**Dataset extract:**
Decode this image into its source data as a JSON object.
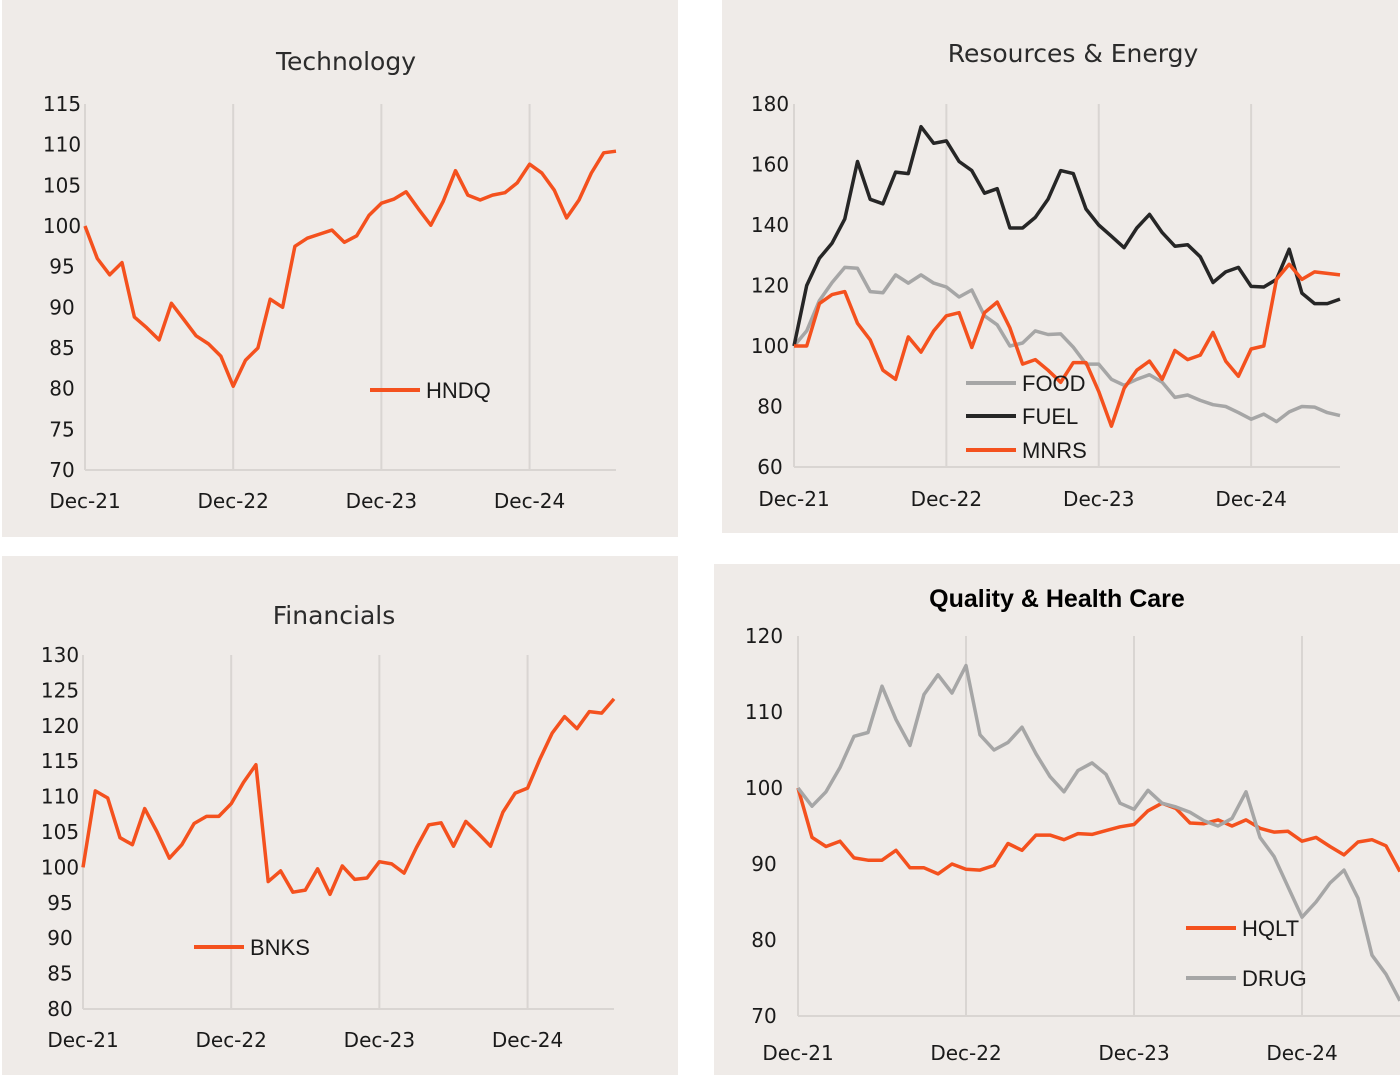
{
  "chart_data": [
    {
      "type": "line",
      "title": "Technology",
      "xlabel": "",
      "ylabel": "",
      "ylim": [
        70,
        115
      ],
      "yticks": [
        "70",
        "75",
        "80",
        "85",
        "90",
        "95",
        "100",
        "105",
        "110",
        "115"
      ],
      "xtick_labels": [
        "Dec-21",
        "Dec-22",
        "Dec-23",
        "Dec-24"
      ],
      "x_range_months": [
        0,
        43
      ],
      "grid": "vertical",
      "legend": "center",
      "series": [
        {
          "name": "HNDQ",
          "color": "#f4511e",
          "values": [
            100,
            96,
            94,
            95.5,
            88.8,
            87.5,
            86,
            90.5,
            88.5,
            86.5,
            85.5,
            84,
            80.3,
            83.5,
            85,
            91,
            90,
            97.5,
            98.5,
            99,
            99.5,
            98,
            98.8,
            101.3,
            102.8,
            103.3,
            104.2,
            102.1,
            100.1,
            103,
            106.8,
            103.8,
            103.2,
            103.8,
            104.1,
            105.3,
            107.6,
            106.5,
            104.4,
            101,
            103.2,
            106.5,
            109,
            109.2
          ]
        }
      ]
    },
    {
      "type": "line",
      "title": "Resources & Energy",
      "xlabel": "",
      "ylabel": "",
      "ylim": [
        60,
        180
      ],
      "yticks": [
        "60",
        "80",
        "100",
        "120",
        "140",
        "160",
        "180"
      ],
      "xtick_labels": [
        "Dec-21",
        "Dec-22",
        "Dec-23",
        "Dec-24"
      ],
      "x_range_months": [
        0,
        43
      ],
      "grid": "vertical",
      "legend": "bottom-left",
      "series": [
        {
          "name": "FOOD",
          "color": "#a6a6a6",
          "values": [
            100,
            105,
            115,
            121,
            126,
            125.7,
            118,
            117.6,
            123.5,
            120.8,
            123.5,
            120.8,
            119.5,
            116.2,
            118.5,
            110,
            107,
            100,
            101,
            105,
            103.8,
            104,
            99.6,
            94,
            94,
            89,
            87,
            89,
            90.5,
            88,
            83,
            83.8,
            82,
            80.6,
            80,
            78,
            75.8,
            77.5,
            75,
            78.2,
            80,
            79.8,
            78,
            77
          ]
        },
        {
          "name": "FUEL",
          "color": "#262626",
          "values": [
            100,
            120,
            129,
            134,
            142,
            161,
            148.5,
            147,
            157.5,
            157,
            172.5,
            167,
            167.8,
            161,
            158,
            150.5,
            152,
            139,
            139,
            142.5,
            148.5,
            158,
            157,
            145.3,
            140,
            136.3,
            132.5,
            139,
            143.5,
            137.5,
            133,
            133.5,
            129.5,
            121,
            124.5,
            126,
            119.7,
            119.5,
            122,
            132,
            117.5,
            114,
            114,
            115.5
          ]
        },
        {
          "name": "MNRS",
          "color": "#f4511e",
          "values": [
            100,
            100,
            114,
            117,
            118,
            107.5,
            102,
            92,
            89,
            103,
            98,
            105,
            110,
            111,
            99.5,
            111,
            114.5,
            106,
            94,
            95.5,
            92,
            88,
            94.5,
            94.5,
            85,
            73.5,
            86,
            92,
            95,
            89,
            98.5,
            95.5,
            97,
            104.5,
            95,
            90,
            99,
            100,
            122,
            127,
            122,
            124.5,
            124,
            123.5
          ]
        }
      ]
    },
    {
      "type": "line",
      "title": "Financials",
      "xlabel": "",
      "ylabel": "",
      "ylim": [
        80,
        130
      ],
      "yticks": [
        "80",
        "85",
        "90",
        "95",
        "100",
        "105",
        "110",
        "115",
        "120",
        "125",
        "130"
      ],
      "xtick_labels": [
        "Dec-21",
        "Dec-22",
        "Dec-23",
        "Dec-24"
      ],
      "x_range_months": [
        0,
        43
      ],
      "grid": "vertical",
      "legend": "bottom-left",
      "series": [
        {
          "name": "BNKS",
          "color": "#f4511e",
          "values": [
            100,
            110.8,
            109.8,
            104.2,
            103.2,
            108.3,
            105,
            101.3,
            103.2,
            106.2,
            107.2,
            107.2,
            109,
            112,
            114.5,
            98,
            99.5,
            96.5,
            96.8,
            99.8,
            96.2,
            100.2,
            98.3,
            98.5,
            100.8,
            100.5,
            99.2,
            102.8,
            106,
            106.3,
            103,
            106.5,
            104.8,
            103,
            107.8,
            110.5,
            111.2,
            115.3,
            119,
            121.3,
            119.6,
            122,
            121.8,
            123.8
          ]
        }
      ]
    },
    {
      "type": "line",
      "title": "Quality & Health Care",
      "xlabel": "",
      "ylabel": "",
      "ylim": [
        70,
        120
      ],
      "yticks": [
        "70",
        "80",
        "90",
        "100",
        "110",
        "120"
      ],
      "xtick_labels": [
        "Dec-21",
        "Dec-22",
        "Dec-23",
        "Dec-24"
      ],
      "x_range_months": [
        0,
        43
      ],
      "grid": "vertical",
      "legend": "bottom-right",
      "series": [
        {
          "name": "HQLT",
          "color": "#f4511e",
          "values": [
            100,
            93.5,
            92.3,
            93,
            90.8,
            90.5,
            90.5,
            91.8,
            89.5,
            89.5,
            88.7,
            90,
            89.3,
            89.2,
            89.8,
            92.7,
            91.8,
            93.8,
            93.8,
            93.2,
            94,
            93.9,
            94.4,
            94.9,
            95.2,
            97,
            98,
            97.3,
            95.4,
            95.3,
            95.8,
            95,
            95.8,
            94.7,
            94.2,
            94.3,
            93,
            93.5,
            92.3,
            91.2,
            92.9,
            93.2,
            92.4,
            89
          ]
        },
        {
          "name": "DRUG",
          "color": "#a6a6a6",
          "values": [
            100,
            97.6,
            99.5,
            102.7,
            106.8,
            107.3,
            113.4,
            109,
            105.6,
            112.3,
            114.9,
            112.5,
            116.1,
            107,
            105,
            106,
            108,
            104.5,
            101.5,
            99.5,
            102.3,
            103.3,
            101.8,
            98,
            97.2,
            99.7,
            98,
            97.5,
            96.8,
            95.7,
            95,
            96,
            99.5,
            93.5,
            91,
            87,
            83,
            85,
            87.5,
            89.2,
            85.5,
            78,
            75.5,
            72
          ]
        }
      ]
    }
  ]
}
* * *
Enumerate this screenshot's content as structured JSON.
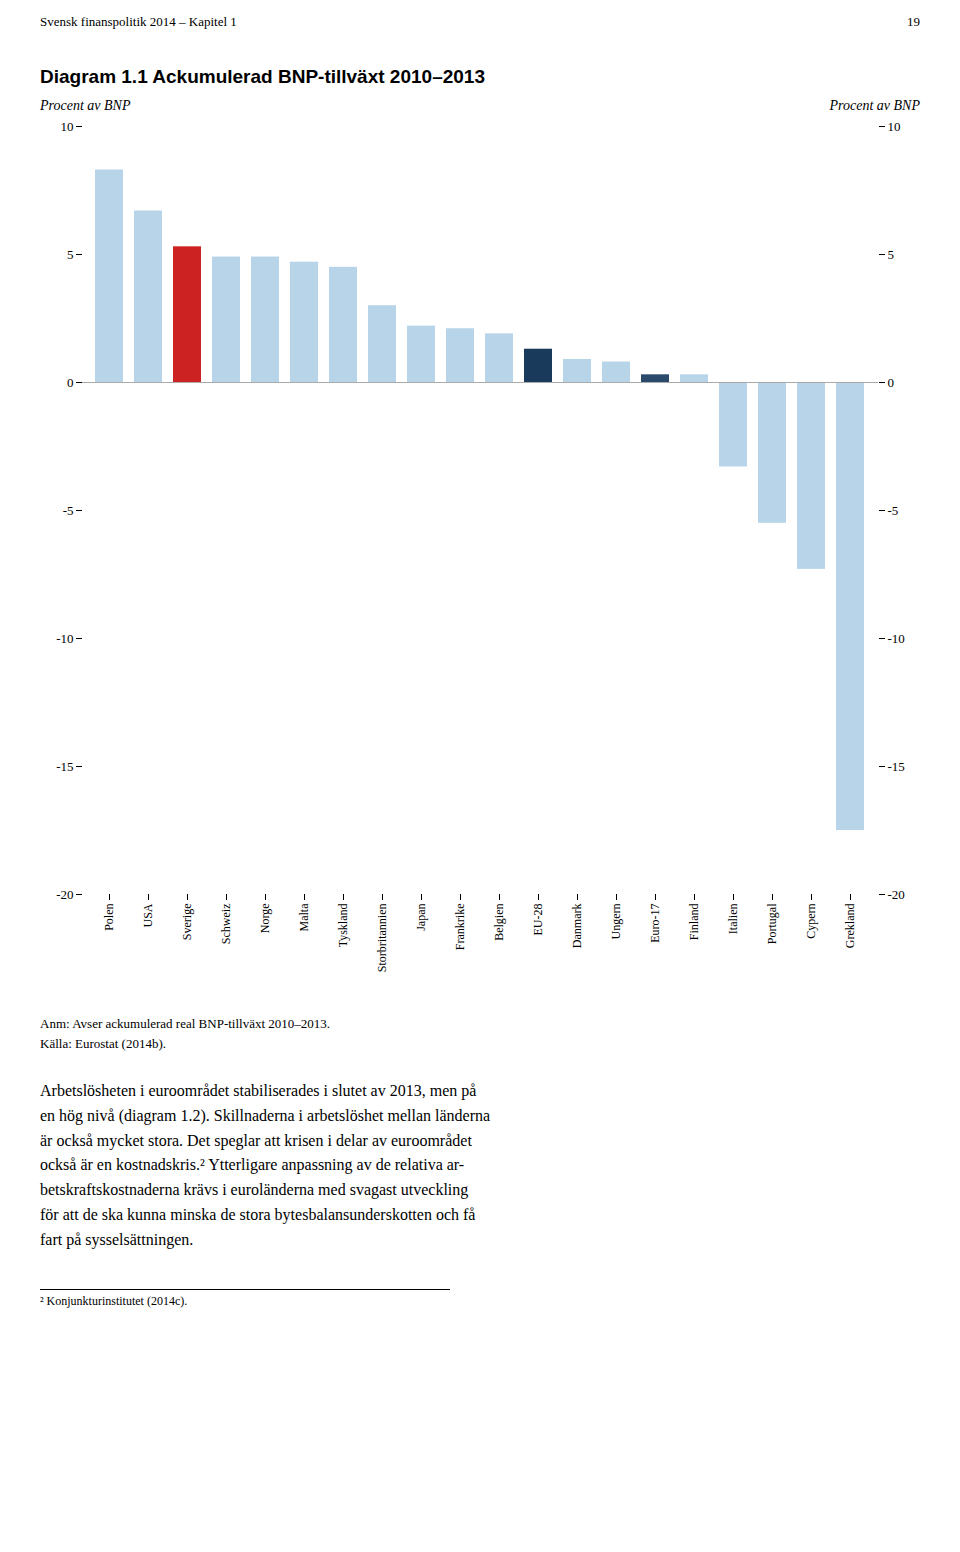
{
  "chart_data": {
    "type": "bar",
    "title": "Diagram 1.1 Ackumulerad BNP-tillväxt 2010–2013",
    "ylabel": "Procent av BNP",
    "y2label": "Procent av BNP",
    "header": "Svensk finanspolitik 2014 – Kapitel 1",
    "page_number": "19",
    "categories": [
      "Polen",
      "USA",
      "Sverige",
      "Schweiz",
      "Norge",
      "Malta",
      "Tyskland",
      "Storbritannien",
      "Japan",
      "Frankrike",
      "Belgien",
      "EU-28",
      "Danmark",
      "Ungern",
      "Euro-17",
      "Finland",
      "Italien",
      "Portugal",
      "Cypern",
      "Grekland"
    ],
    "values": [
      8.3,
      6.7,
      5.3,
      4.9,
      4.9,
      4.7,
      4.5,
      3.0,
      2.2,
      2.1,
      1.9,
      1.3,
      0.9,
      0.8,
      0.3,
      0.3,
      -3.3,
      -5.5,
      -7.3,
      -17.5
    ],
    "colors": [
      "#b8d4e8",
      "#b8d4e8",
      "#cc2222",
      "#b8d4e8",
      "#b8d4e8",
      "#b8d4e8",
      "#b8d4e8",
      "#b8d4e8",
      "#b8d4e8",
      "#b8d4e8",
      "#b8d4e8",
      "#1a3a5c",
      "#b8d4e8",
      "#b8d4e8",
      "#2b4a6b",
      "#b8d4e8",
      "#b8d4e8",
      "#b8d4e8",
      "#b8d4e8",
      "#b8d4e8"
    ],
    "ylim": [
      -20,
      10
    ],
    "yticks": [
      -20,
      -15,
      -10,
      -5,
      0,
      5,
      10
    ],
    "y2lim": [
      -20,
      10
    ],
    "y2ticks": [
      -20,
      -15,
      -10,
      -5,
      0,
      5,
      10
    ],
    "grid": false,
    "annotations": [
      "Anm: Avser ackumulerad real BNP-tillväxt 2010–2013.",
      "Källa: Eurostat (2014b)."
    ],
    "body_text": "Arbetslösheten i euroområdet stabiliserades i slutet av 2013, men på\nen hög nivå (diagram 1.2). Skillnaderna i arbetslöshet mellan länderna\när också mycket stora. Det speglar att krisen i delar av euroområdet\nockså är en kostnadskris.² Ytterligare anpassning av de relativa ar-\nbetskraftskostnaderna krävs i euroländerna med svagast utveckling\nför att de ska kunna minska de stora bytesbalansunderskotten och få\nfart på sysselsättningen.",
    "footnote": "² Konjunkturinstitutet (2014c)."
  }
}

**Instructions to follow:**
Show every line from the entries above in which the word "JSON" appears.

**Solution:**
Decode this image into its source data as a JSON object.
Enumerate this screenshot's content as structured JSON.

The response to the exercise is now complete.